Begin
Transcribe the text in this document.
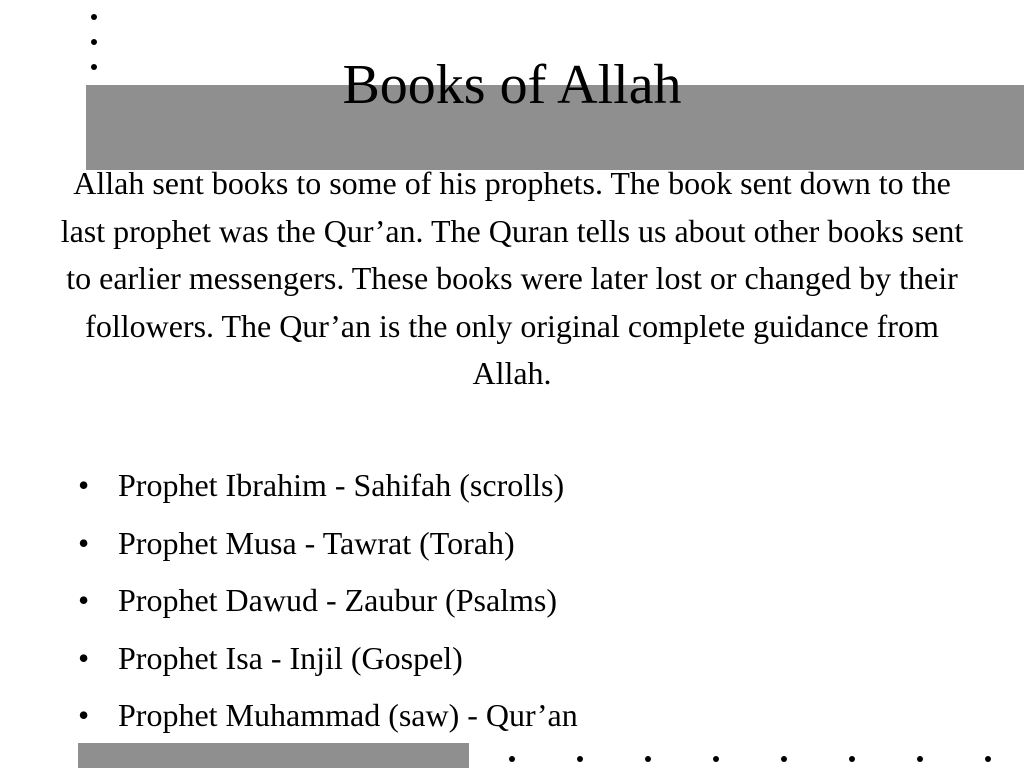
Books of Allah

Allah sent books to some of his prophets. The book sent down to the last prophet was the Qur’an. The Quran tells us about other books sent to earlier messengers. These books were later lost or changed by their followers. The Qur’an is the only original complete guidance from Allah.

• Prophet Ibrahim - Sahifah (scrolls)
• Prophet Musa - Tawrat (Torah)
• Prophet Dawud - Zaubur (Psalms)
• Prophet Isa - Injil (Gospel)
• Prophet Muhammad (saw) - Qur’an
End
Select and copy every line of the listing with the word "Allah".

Books of Allah
Allah sent books to some of his prophets. The book sent down to the last prophet was the Qur’an. The Quran tells us about other books sent to earlier messengers. These books were later lost or changed by their followers. The Qur’an is the only original complete guidance from Allah.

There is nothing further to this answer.